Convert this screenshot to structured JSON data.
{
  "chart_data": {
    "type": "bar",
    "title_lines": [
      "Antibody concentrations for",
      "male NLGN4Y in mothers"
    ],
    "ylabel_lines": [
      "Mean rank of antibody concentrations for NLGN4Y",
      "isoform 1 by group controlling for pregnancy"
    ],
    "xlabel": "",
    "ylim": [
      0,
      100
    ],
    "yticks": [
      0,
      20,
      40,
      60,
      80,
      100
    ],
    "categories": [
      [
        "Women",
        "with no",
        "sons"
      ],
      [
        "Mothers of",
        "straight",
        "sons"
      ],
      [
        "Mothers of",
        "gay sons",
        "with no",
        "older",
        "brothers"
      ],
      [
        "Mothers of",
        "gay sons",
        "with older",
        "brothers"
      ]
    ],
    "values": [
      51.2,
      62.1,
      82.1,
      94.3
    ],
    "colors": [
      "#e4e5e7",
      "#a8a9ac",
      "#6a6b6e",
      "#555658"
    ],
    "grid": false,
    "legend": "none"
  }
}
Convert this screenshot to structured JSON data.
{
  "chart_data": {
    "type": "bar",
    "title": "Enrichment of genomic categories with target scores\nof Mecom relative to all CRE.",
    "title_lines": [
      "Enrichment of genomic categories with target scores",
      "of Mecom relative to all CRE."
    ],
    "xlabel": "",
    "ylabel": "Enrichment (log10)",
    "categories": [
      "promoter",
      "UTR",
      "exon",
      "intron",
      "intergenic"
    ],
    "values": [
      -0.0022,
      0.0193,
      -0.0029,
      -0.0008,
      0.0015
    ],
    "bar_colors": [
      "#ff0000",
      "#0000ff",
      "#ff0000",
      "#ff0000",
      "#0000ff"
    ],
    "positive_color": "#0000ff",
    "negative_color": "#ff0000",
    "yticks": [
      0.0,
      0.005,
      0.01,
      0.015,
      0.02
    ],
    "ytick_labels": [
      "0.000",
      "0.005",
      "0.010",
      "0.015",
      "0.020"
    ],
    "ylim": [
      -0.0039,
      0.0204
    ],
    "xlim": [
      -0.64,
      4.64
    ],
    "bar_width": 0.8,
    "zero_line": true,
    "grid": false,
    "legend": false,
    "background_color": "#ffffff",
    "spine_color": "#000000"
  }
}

• • • • •

# [Exercise aim]
Please find every line in the records above that holds the word "Enrichment" and copy it.

# [Your solution]
    "title": "Enrichment of genomic categories with target scores\nof Mecom relative to all CRE.",
      "Enrichment of genomic categories with target scores",
    "ylabel": "Enrichment (log10)",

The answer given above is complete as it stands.